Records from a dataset
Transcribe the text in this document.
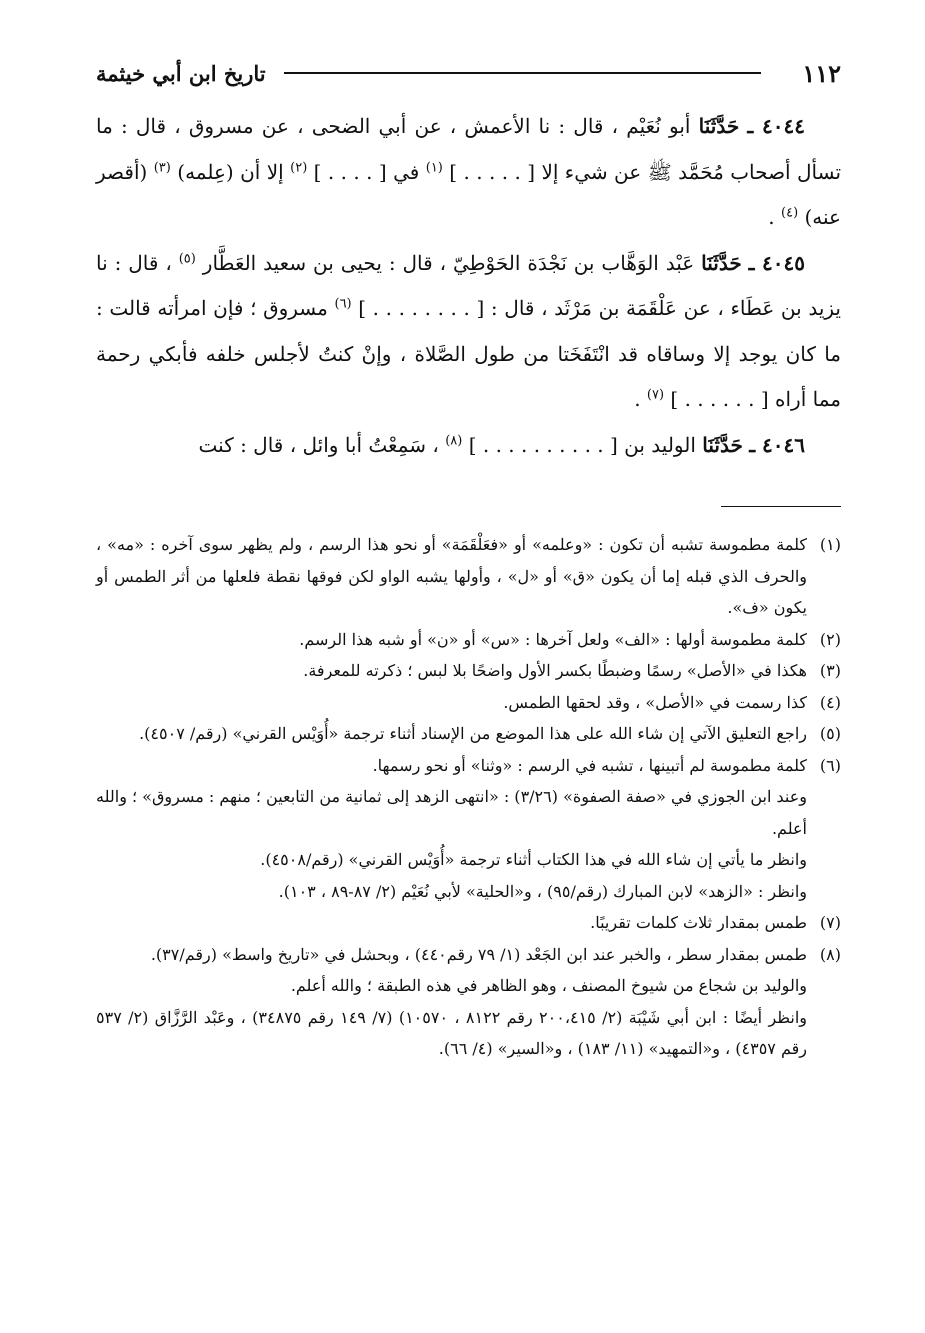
١١٢
تاريخ ابن أبي خيثمة

٤٠٤٤ ـ حَدَّثَنَا أبو نُعَيْم ، قال : نا الأعمش ، عن أبي الضحى ، عن مسروق ، قال : ما تسأل أصحاب مُحَمَّد ﷺ عن شيء إلا [ . . . . . ] $^{(١)}$ في [ . . . . ] $^{(٢)}$ إلا أن (عِلمه) $^{(٣)}$ (أقصر عنه) $^{(٤)}$ .

٤٠٤٥ ـ حَدَّثَنَا عَبْد الوَهَّاب بن نَجْدَة الحَوْطِيّ ، قال : يحيى بن سعيد العَطَّار $^{(٥)}$ ، قال : نا يزيد بن عَطَاء ، عن عَلْقَمَة بن مَرْثَد ، قال : [ . . . . . . . . ] $^{(٦)}$ مسروق ؛ فإن امرأته قالت : ما كان يوجد إلا وساقاه قد انْتَفَخَتا من طول الصَّلاة ، وإنْ كنتُ لأجلس خلفه فأبكي رحمة مما أراه [ . . . . . . ] $^{(٧)}$ .

٤٠٤٦ ـ حَدَّثَنَا الوليد بن [ . . . . . . . . . . ] $^{(٨)}$ ، سَمِعْتُ أبا وائل ، قال : كنت

(١)
كلمة مطموسة تشبه أن تكون : «وعلمه» أو «فعَلْقَمَة» أو نحو هذا الرسم ، ولم يظهر سوى آخره : «مه» ، والحرف الذي قبله إما أن يكون «ق» أو «ل» ، وأولها يشبه الواو لكن فوقها نقطة فلعلها من أثر الطمس أو يكون «ف».
(٢)
كلمة مطموسة أولها : «الف» ولعل آخرها : «س» أو «ن» أو شبه هذا الرسم.
(٣)
هكذا في «الأصل» رسمًا وضبطًا بكسر الأول واضحًا بلا لبس ؛ ذكرته للمعرفة.
(٤)
كذا رسمت في «الأصل» ، وقد لحقها الطمس.
(٥)
راجع التعليق الآتي إن شاء الله على هذا الموضع من الإسناد أثناء ترجمة «أُوَيْس القرني» (رقم/ ٤٥٠٧).
(٦)
كلمة مطموسة لم أتبينها ، تشبه في الرسم : «وثنا» أو نحو رسمها.

وعند ابن الجوزي في «صفة الصفوة» (٣/٢٦) : «انتهى الزهد إلى ثمانية من التابعين ؛ منهم : مسروق» ؛ والله أعلم.

وانظر ما يأتي إن شاء الله في هذا الكتاب أثناء ترجمة «أُوَيْس القرني» (رقم/٤٥٠٨).

وانظر : «الزهد» لابن المبارك (رقم/٩٥) ، و«الحلية» لأبي نُعَيْم (٢/ ٨٧-٨٩ ، ١٠٣).

(٧)
طمس بمقدار ثلاث كلمات تقريبًا.
(٨)
طمس بمقدار سطر ، والخبر عند ابن الجَعْد (١/ ٧٩ رقم٤٤٠) ، وبحشل في «تاريخ واسط» (رقم/٣٧).

والوليد بن شجاع من شيوخ المصنف ، وهو الظاهر في هذه الطبقة ؛ والله أعلم.

وانظر أيضًا : ابن أبي شَيْبَة (٢/ ٢٠٠،٤١٥ رقم ٨١٢٢ ، ١٠٥٧٠) (٧/ ١٤٩ رقم ٣٤٨٧٥) ، وعَبْد الرَّزَّاق (٢/ ٥٣٧ رقم ٤٣٥٧) ، و«التمهيد» (١١/ ١٨٣) ، و«السير» (٤/ ٦٦).
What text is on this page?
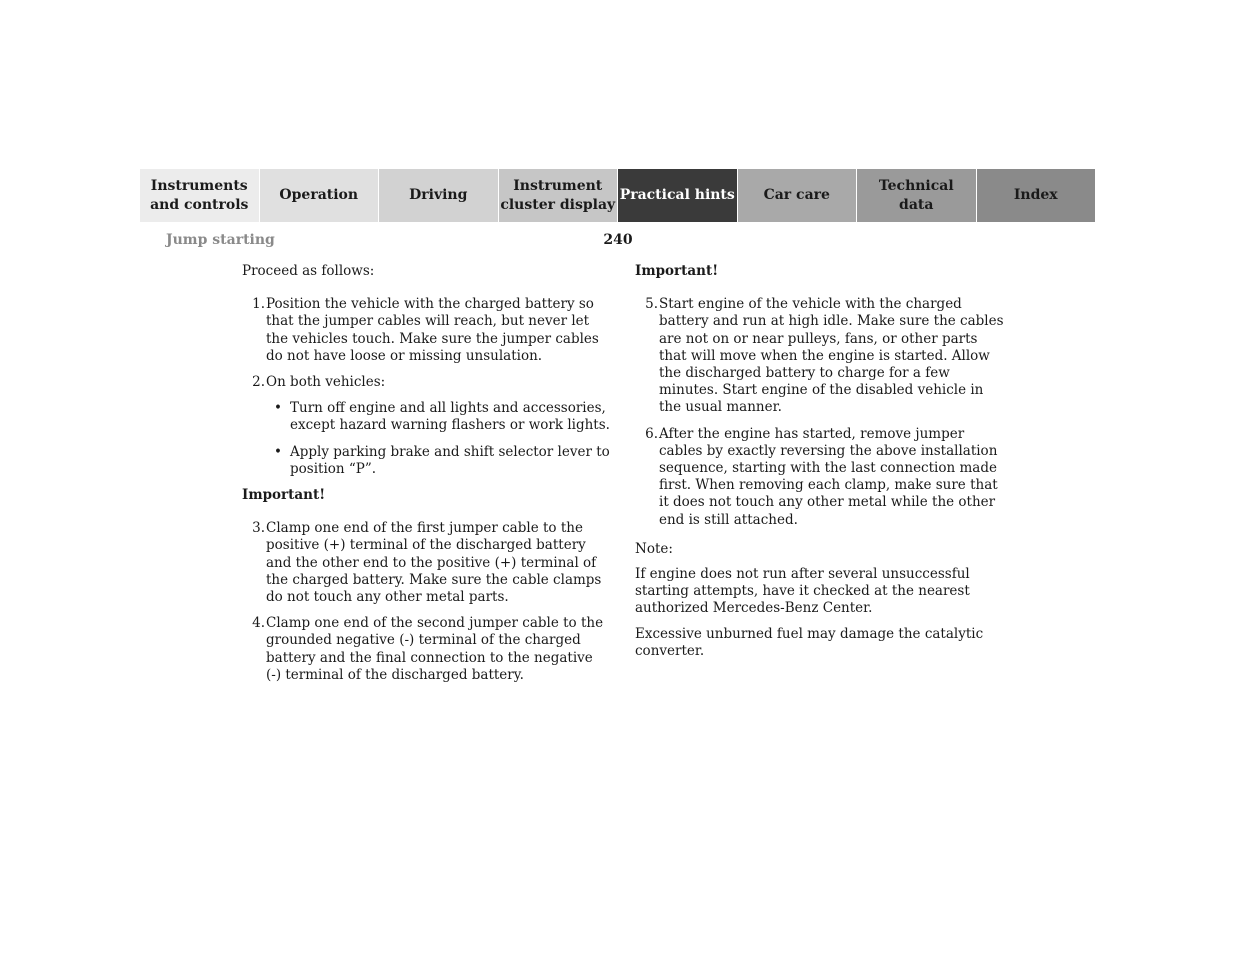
Instruments
and controls
Operation	Driving
Instrument
cluster display
Practical hints	Car care
Technical
data
Index
Jump starting	240

Proceed as follows:

1. Position the vehicle with the charged battery so that the jumper cables will reach, but never let the vehicles touch. Make sure the jumper cables do not have loose or missing unsulation.
2. On both vehicles:
• Turn off engine and all lights and accessories, except hazard warning flashers or work lights.
• Apply parking brake and shift selector lever to position “P”.

Important!

3. Clamp one end of the first jumper cable to the positive (+) terminal of the discharged battery and the other end to the positive (+) terminal of the charged battery. Make sure the cable clamps do not touch any other metal parts.
4. Clamp one end of the second jumper cable to the grounded negative (-) terminal of the charged battery and the final connection to the negative (-) terminal of the discharged battery.

Important!

5. Start engine of the vehicle with the charged battery and run at high idle. Make sure the cables are not on or near pulleys, fans, or other parts that will move when the engine is started. Allow the discharged battery to charge for a few minutes. Start engine of the disabled vehicle in the usual manner.
6. After the engine has started, remove jumper cables by exactly reversing the above installation sequence, starting with the last connection made first. When removing each clamp, make sure that it does not touch any other metal while the other end is still attached.

Note:

If engine does not run after several unsuccessful starting attempts, have it checked at the nearest authorized Mercedes-Benz Center.

Excessive unburned fuel may damage the catalytic converter.
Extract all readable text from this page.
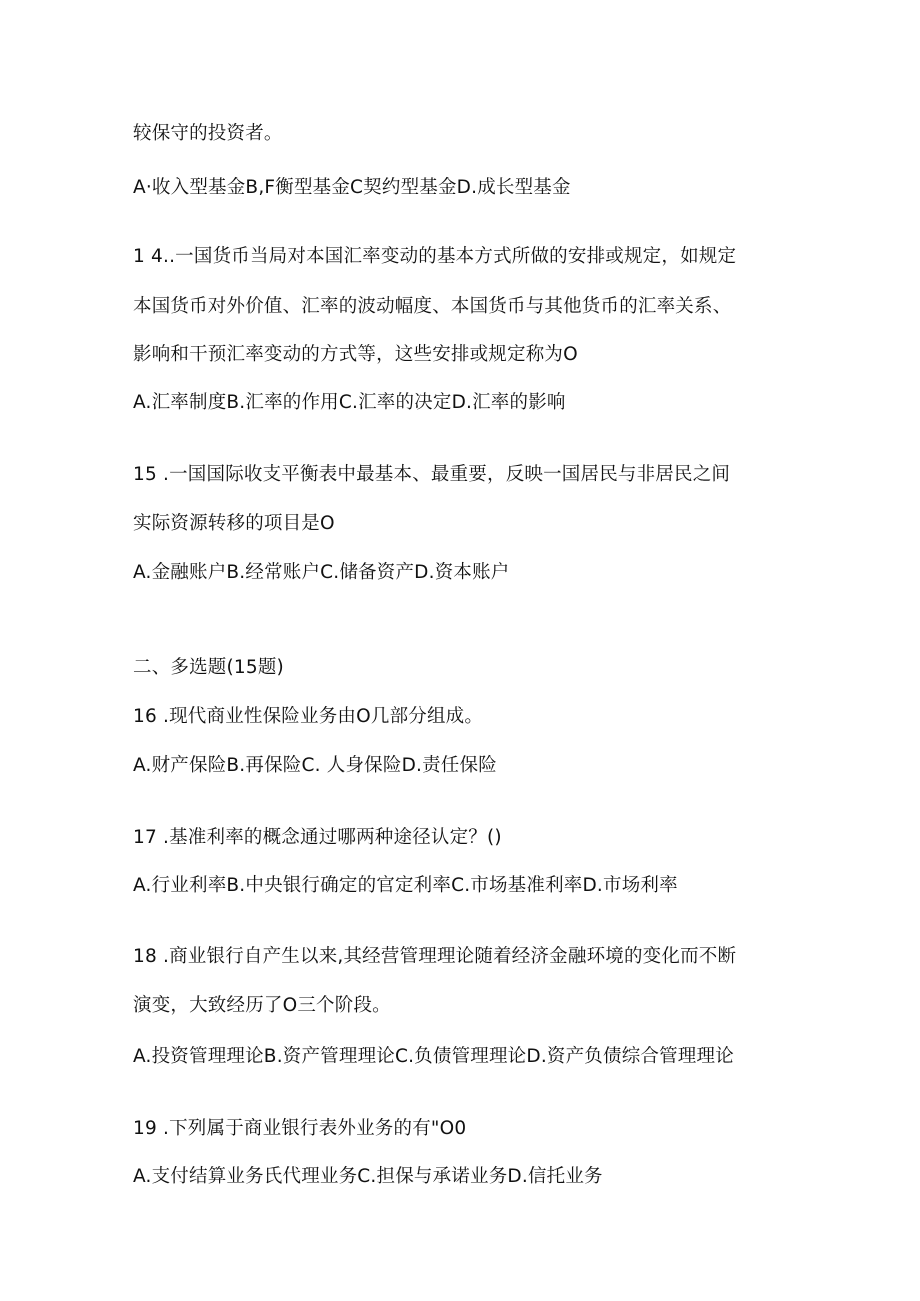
较保守的投资者。
A·收入型基金B,F衡型基金C契约型基金D.成长型基金
1 4..一国货币当局对本国汇率变动的基本方式所做的安排或规定，如规定
本国货币对外价值、汇率的波动幅度、本国货币与其他货币的汇率关系、
影响和干预汇率变动的方式等，这些安排或规定称为O
A.汇率制度B.汇率的作用C.汇率的决定D.汇率的影响
15 .一国国际收支平衡表中最基本、最重要，反映一国居民与非居民之间
实际资源转移的项目是O
A.金融账户B.经常账户C.储备资产D.资本账户
二、多选题(15题)
16 .现代商业性保险业务由O几部分组成。
A.财产保险B.再保险C. 人身保险D.责任保险
17 .基准利率的概念通过哪两种途径认定？()
A.行业利率B.中央银行确定的官定利率C.市场基准利率D.市场利率
18 .商业银行自产生以来,其经营管理理论随着经济金融环境的变化而不断
演变，大致经历了O三个阶段。
A.投资管理理论B.资产管理理论C.负债管理理论D.资产负债综合管理理论
19 .下列属于商业银行表外业务的有"O0
A.支付结算业务氏代理业务C.担保与承诺业务D.信托业务
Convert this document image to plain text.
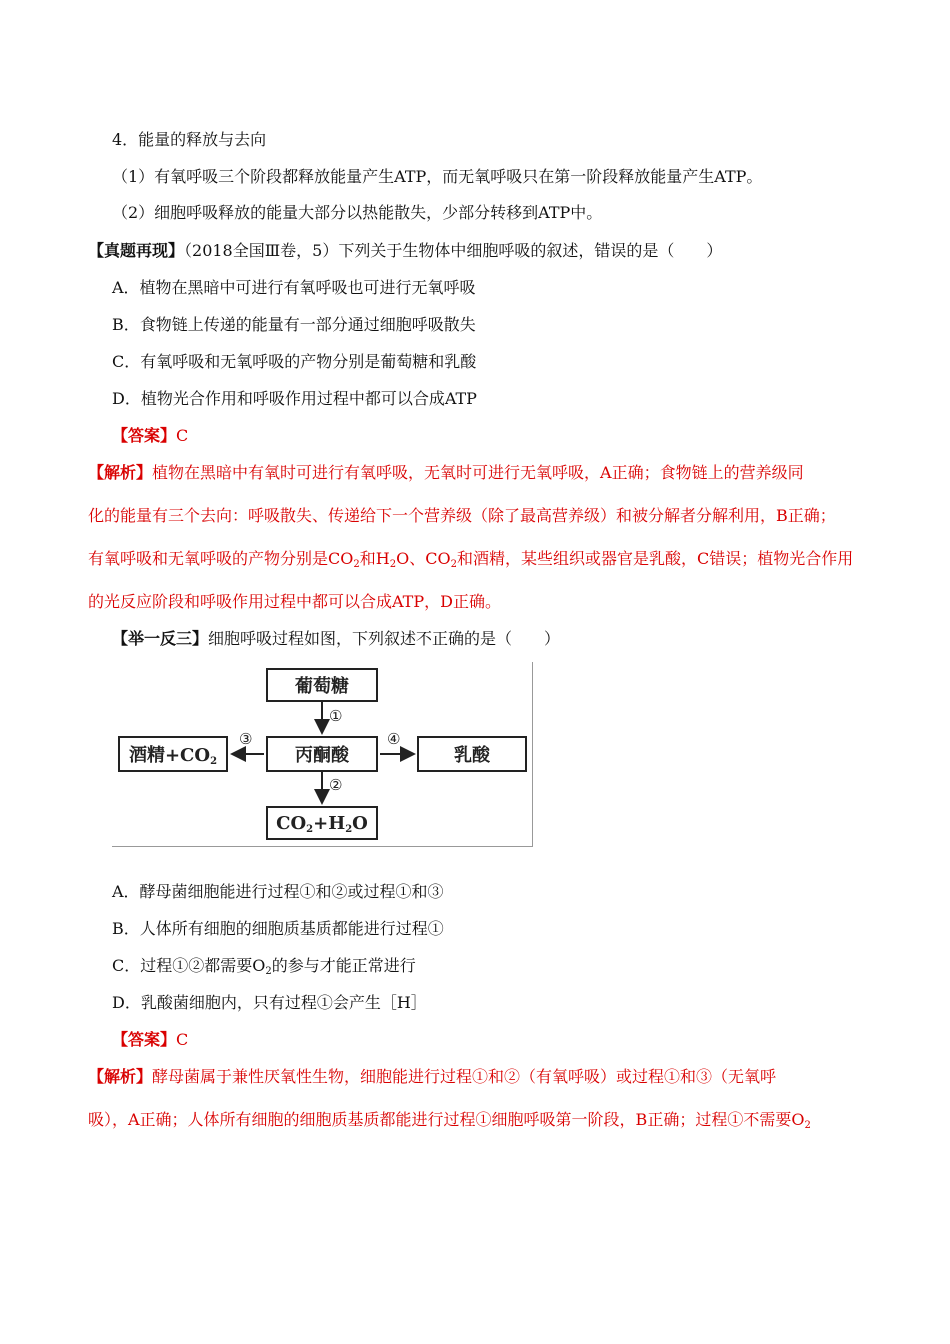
4．能量的释放与去向
（1）有氧呼吸三个阶段都释放能量产生ATP，而无氧呼吸只在第一阶段释放能量产生ATP。
（2）细胞呼吸释放的能量大部分以热能散失，少部分转移到ATP中。
【真题再现】（2018全国Ⅲ卷，5）下列关于生物体中细胞呼吸的叙述，错误的是（　　）
A．植物在黑暗中可进行有氧呼吸也可进行无氧呼吸
B．食物链上传递的能量有一部分通过细胞呼吸散失
C．有氧呼吸和无氧呼吸的产物分别是葡萄糖和乳酸
D．植物光合作用和呼吸作用过程中都可以合成ATP
【答案】C
【解析】植物在黑暗中有氧时可进行有氧呼吸，无氧时可进行无氧呼吸，A正确；食物链上的营养级同
化的能量有三个去向：呼吸散失、传递给下一个营养级（除了最高营养级）和被分解者分解利用，B正确；
有氧呼吸和无氧呼吸的产物分别是$CO_2$和$H_2O$、$CO_2$和酒精，某些组织或器官是乳酸，C错误；植物光合作用
的光反应阶段和呼吸作用过程中都可以合成ATP，D正确。
【举一反三】细胞呼吸过程如图，下列叙述不正确的是（　　）
葡萄糖
丙酮酸
酒精$+CO_2$	乳酸
$CO_2+H_2O$
①
②
③	④
A．酵母菌细胞能进行过程①和②或过程①和③
B．人体所有细胞的细胞质基质都能进行过程①
C．过程①②都需要$O_2$的参与才能正常进行
D．乳酸菌细胞内，只有过程①会产生［H］
【答案】C
【解析】酵母菌属于兼性厌氧性生物，细胞能进行过程①和②（有氧呼吸）或过程①和③（无氧呼
吸），A正确；人体所有细胞的细胞质基质都能进行过程①细胞呼吸第一阶段，B正确；过程①不需要$O_2$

--- Task to complete ---
Give an exact copy of the material, leaving out every picture.

--- Response ---
Transcribe the text in this document.
١١٢
تاريخ ابن أبي خيثمة

٤٠٤٤ ـ حَدَّثَنَا أبو نُعَيْم ، قال : نا الأعمش ، عن أبي الضحى ، عن مسروق ، قال : ما تسأل أصحاب مُحَمَّد ﷺ عن شيء إلا [ . . . . . ] $^{(١)}$ في [ . . . . ] $^{(٢)}$ إلا أن (عِلمه) $^{(٣)}$ (أقصر عنه) $^{(٤)}$ .

٤٠٤٥ ـ حَدَّثَنَا عَبْد الوَهَّاب بن نَجْدَة الحَوْطِيّ ، قال : يحيى بن سعيد العَطَّار $^{(٥)}$ ، قال : نا يزيد بن عَطَاء ، عن عَلْقَمَة بن مَرْثَد ، قال : [ . . . . . . . . ] $^{(٦)}$ مسروق ؛ فإن امرأته قالت : ما كان يوجد إلا وساقاه قد انْتَفَخَتا من طول الصَّلاة ، وإنْ كنتُ لأجلس خلفه فأبكي رحمة مما أراه [ . . . . . . ] $^{(٧)}$ .

٤٠٤٦ ـ حَدَّثَنَا الوليد بن [ . . . . . . . . . . ] $^{(٨)}$ ، سَمِعْتُ أبا وائل ، قال : كنت

(١)
كلمة مطموسة تشبه أن تكون : «وعلمه» أو «فعَلْقَمَة» أو نحو هذا الرسم ، ولم يظهر سوى آخره : «مه» ، والحرف الذي قبله إما أن يكون «ق» أو «ل» ، وأولها يشبه الواو لكن فوقها نقطة فلعلها من أثر الطمس أو يكون «ف».
(٢)
كلمة مطموسة أولها : «الف» ولعل آخرها : «س» أو «ن» أو شبه هذا الرسم.
(٣)
هكذا في «الأصل» رسمًا وضبطًا بكسر الأول واضحًا بلا لبس ؛ ذكرته للمعرفة.
(٤)
كذا رسمت في «الأصل» ، وقد لحقها الطمس.
(٥)
راجع التعليق الآتي إن شاء الله على هذا الموضع من الإسناد أثناء ترجمة «أُوَيْس القرني» (رقم/ ٤٥٠٧).
(٦)
كلمة مطموسة لم أتبينها ، تشبه في الرسم : «وثنا» أو نحو رسمها.

وعند ابن الجوزي في «صفة الصفوة» (٣/٢٦) : «انتهى الزهد إلى ثمانية من التابعين ؛ منهم : مسروق» ؛ والله أعلم.

وانظر ما يأتي إن شاء الله في هذا الكتاب أثناء ترجمة «أُوَيْس القرني» (رقم/٤٥٠٨).

وانظر : «الزهد» لابن المبارك (رقم/٩٥) ، و«الحلية» لأبي نُعَيْم (٢/ ٨٧-٨٩ ، ١٠٣).

(٧)
طمس بمقدار ثلاث كلمات تقريبًا.
(٨)
طمس بمقدار سطر ، والخبر عند ابن الجَعْد (١/ ٧٩ رقم٤٤٠) ، وبحشل في «تاريخ واسط» (رقم/٣٧).

والوليد بن شجاع من شيوخ المصنف ، وهو الظاهر في هذه الطبقة ؛ والله أعلم.

وانظر أيضًا : ابن أبي شَيْبَة (٢/ ٢٠٠،٤١٥ رقم ٨١٢٢ ، ١٠٥٧٠) (٧/ ١٤٩ رقم ٣٤٨٧٥) ، وعَبْد الرَّزَّاق (٢/ ٥٣٧ رقم ٤٣٥٧) ، و«التمهيد» (١١/ ١٨٣) ، و«السير» (٤/ ٦٦).
What text is on this page?
Instruments
and controls
Operation	Driving
Instrument
cluster display
Practical hints	Car care
Technical
data
Index
Jump starting	240

Proceed as follows:

1. Position the vehicle with the charged battery so that the jumper cables will reach, but never let the vehicles touch. Make sure the jumper cables do not have loose or missing unsulation.
2. On both vehicles:
• Turn off engine and all lights and accessories, except hazard warning flashers or work lights.
• Apply parking brake and shift selector lever to position “P”.

Important!

3. Clamp one end of the first jumper cable to the positive (+) terminal of the discharged battery and the other end to the positive (+) terminal of the charged battery. Make sure the cable clamps do not touch any other metal parts.
4. Clamp one end of the second jumper cable to the grounded negative (-) terminal of the charged battery and the final connection to the negative (-) terminal of the discharged battery.

Important!

5. Start engine of the vehicle with the charged battery and run at high idle. Make sure the cables are not on or near pulleys, fans, or other parts that will move when the engine is started. Allow the discharged battery to charge for a few minutes. Start engine of the disabled vehicle in the usual manner.
6. After the engine has started, remove jumper cables by exactly reversing the above installation sequence, starting with the last connection made first. When removing each clamp, make sure that it does not touch any other metal while the other end is still attached.

Note:

If engine does not run after several unsuccessful starting attempts, have it checked at the nearest authorized Mercedes-Benz Center.

Excessive unburned fuel may damage the catalytic converter.
Extract all readable text from this page.
较保守的投资者。
A·收入型基金B,F衡型基金C契约型基金D.成长型基金
1 4..一国货币当局对本国汇率变动的基本方式所做的安排或规定，如规定
本国货币对外价值、汇率的波动幅度、本国货币与其他货币的汇率关系、
影响和干预汇率变动的方式等，这些安排或规定称为O
A.汇率制度B.汇率的作用C.汇率的决定D.汇率的影响
15 .一国国际收支平衡表中最基本、最重要，反映一国居民与非居民之间
实际资源转移的项目是O
A.金融账户B.经常账户C.储备资产D.资本账户
二、多选题(15题)
16 .现代商业性保险业务由O几部分组成。
A.财产保险B.再保险C. 人身保险D.责任保险
17 .基准利率的概念通过哪两种途径认定？()
A.行业利率B.中央银行确定的官定利率C.市场基准利率D.市场利率
18 .商业银行自产生以来,其经营管理理论随着经济金融环境的变化而不断
演变，大致经历了O三个阶段。
A.投资管理理论B.资产管理理论C.负债管理理论D.资产负债综合管理理论
19 .下列属于商业银行表外业务的有"O0
A.支付结算业务氏代理业务C.担保与承诺业务D.信托业务
Convert this document image to plain text.
4．能量的释放与去向
（1）有氧呼吸三个阶段都释放能量产生ATP，而无氧呼吸只在第一阶段释放能量产生ATP。
（2）细胞呼吸释放的能量大部分以热能散失，少部分转移到ATP中。
【真题再现】（2018全国Ⅲ卷，5）下列关于生物体中细胞呼吸的叙述，错误的是（　　）
A．植物在黑暗中可进行有氧呼吸也可进行无氧呼吸
B．食物链上传递的能量有一部分通过细胞呼吸散失
C．有氧呼吸和无氧呼吸的产物分别是葡萄糖和乳酸
D．植物光合作用和呼吸作用过程中都可以合成ATP
【答案】C
【解析】植物在黑暗中有氧时可进行有氧呼吸，无氧时可进行无氧呼吸，A正确；食物链上的营养级同
化的能量有三个去向：呼吸散失、传递给下一个营养级（除了最高营养级）和被分解者分解利用，B正确；
有氧呼吸和无氧呼吸的产物分别是$CO_2$和$H_2O$、$CO_2$和酒精，某些组织或器官是乳酸，C错误；植物光合作用
的光反应阶段和呼吸作用过程中都可以合成ATP，D正确。
【举一反三】细胞呼吸过程如图，下列叙述不正确的是（　　）
葡萄糖
丙酮酸
酒精$+CO_2$	乳酸
$CO_2+H_2O$
①
②
③	④
A．酵母菌细胞能进行过程①和②或过程①和③
B．人体所有细胞的细胞质基质都能进行过程①
C．过程①②都需要$O_2$的参与才能正常进行
D．乳酸菌细胞内，只有过程①会产生［H］
【答案】C
【解析】酵母菌属于兼性厌氧性生物，细胞能进行过程①和②（有氧呼吸）或过程①和③（无氧呼
吸），A正确；人体所有细胞的细胞质基质都能进行过程①细胞呼吸第一阶段，B正确；过程①不需要$O_2$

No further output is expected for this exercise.